TASK TO CARRY OUT: All of the records below need to be copied exactly.

[Raw records]

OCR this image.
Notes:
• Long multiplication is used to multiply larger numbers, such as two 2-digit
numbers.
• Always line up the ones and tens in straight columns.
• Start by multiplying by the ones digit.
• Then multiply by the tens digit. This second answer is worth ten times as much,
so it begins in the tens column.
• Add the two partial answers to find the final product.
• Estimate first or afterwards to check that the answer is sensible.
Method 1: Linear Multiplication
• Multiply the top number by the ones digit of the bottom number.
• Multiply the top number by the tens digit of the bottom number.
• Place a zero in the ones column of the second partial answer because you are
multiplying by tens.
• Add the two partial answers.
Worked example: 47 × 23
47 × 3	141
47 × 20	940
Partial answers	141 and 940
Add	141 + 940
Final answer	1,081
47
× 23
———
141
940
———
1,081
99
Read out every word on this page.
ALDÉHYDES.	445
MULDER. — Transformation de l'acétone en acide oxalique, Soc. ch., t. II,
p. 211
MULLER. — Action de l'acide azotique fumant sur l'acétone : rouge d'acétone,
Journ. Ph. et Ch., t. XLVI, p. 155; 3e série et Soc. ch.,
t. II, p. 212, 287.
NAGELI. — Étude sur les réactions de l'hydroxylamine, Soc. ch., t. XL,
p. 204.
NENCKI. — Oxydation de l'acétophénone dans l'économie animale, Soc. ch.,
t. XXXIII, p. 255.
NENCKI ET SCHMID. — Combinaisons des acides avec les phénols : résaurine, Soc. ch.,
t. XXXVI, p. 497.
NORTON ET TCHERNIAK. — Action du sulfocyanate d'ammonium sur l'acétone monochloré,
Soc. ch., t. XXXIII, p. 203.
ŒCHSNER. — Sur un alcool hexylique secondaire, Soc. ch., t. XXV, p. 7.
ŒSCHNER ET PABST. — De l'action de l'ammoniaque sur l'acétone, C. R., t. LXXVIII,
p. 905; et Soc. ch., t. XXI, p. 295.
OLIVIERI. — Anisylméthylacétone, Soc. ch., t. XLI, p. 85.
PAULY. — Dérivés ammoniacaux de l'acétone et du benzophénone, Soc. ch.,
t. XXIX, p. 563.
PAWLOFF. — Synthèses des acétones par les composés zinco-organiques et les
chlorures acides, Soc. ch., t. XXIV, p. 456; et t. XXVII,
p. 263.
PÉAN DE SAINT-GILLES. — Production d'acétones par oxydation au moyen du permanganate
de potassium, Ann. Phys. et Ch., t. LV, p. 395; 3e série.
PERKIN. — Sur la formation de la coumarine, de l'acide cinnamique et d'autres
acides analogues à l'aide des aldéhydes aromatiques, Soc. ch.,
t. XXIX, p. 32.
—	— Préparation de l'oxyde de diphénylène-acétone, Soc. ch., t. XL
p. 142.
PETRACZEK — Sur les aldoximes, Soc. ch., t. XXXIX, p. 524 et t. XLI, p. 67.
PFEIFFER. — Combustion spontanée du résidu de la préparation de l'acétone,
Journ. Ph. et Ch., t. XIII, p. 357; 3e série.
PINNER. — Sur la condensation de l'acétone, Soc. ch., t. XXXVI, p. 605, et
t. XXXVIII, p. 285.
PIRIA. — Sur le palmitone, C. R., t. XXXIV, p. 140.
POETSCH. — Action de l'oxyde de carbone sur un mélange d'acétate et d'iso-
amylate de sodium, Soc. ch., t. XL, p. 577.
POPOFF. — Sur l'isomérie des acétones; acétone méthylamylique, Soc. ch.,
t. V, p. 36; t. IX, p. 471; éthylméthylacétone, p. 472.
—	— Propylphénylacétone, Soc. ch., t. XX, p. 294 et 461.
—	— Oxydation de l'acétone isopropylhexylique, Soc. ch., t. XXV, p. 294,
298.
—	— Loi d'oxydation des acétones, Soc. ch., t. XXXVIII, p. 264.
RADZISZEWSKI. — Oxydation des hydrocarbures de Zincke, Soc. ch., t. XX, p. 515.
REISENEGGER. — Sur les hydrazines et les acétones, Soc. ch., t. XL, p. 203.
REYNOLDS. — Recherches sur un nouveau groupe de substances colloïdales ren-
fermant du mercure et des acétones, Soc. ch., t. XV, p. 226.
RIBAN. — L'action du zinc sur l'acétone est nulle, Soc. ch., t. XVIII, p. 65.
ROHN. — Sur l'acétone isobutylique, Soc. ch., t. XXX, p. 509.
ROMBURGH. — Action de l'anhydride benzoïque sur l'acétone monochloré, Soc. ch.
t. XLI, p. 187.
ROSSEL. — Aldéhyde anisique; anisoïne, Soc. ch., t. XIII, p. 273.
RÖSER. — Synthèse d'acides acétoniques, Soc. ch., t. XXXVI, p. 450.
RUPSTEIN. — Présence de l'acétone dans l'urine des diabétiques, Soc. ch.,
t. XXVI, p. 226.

EXPECTED OUTPUT:
OCR this image.
Notes:
• Long multiplication is used to multiply larger numbers, such as two 2-digit
numbers.
• Always line up the ones and tens in straight columns.
• Start by multiplying by the ones digit.
• Then multiply by the tens digit. This second answer is worth ten times as much,
so it begins in the tens column.
• Add the two partial answers to find the final product.
• Estimate first or afterwards to check that the answer is sensible.
Method 1: Linear Multiplication
• Multiply the top number by the ones digit of the bottom number.
• Multiply the top number by the tens digit of the bottom number.
• Place a zero in the ones column of the second partial answer because you are
multiplying by tens.
• Add the two partial answers.
Worked example: 47 × 23
47 × 3	141
47 × 20	940
Partial answers	141 and 940
Add	141 + 940
Final answer	1,081
47
× 23
———
141
940
———
1,081
99
Read out every word on this page.
ALDÉHYDES.	445
MULDER. — Transformation de l'acétone en acide oxalique, Soc. ch., t. II,
p. 211
MULLER. — Action de l'acide azotique fumant sur l'acétone : rouge d'acétone,
Journ. Ph. et Ch., t. XLVI, p. 155; 3e série et Soc. ch.,
t. II, p. 212, 287.
NAGELI. — Étude sur les réactions de l'hydroxylamine, Soc. ch., t. XL,
p. 204.
NENCKI. — Oxydation de l'acétophénone dans l'économie animale, Soc. ch.,
t. XXXIII, p. 255.
NENCKI ET SCHMID. — Combinaisons des acides avec les phénols : résaurine, Soc. ch.,
t. XXXVI, p. 497.
NORTON ET TCHERNIAK. — Action du sulfocyanate d'ammonium sur l'acétone monochloré,
Soc. ch., t. XXXIII, p. 203.
ŒCHSNER. — Sur un alcool hexylique secondaire, Soc. ch., t. XXV, p. 7.
ŒSCHNER ET PABST. — De l'action de l'ammoniaque sur l'acétone, C. R., t. LXXVIII,
p. 905; et Soc. ch., t. XXI, p. 295.
OLIVIERI. — Anisylméthylacétone, Soc. ch., t. XLI, p. 85.
PAULY. — Dérivés ammoniacaux de l'acétone et du benzophénone, Soc. ch.,
t. XXIX, p. 563.
PAWLOFF. — Synthèses des acétones par les composés zinco-organiques et les
chlorures acides, Soc. ch., t. XXIV, p. 456; et t. XXVII,
p. 263.
PÉAN DE SAINT-GILLES. — Production d'acétones par oxydation au moyen du permanganate
de potassium, Ann. Phys. et Ch., t. LV, p. 395; 3e série.
PERKIN. — Sur la formation de la coumarine, de l'acide cinnamique et d'autres
acides analogues à l'aide des aldéhydes aromatiques, Soc. ch.,
t. XXIX, p. 32.
—	— Préparation de l'oxyde de diphénylène-acétone, Soc. ch., t. XL
p. 142.
PETRACZEK — Sur les aldoximes, Soc. ch., t. XXXIX, p. 524 et t. XLI, p. 67.
PFEIFFER. — Combustion spontanée du résidu de la préparation de l'acétone,
Journ. Ph. et Ch., t. XIII, p. 357; 3e série.
PINNER. — Sur la condensation de l'acétone, Soc. ch., t. XXXVI, p. 605, et
t. XXXVIII, p. 285.
PIRIA. — Sur le palmitone, C. R., t. XXXIV, p. 140.
POETSCH. — Action de l'oxyde de carbone sur un mélange d'acétate et d'iso-
amylate de sodium, Soc. ch., t. XL, p. 577.
POPOFF. — Sur l'isomérie des acétones; acétone méthylamylique, Soc. ch.,
t. V, p. 36; t. IX, p. 471; éthylméthylacétone, p. 472.
—	— Propylphénylacétone, Soc. ch., t. XX, p. 294 et 461.
—	— Oxydation de l'acétone isopropylhexylique, Soc. ch., t. XXV, p. 294,
298.
—	— Loi d'oxydation des acétones, Soc. ch., t. XXXVIII, p. 264.
RADZISZEWSKI. — Oxydation des hydrocarbures de Zincke, Soc. ch., t. XX, p. 515.
REISENEGGER. — Sur les hydrazines et les acétones, Soc. ch., t. XL, p. 203.
REYNOLDS. — Recherches sur un nouveau groupe de substances colloïdales ren-
fermant du mercure et des acétones, Soc. ch., t. XV, p. 226.
RIBAN. — L'action du zinc sur l'acétone est nulle, Soc. ch., t. XVIII, p. 65.
ROHN. — Sur l'acétone isobutylique, Soc. ch., t. XXX, p. 509.
ROMBURGH. — Action de l'anhydride benzoïque sur l'acétone monochloré, Soc. ch.
t. XLI, p. 187.
ROSSEL. — Aldéhyde anisique; anisoïne, Soc. ch., t. XIII, p. 273.
RÖSER. — Synthèse d'acides acétoniques, Soc. ch., t. XXXVI, p. 450.
RUPSTEIN. — Présence de l'acétone dans l'urine des diabétiques, Soc. ch.,
t. XXVI, p. 226.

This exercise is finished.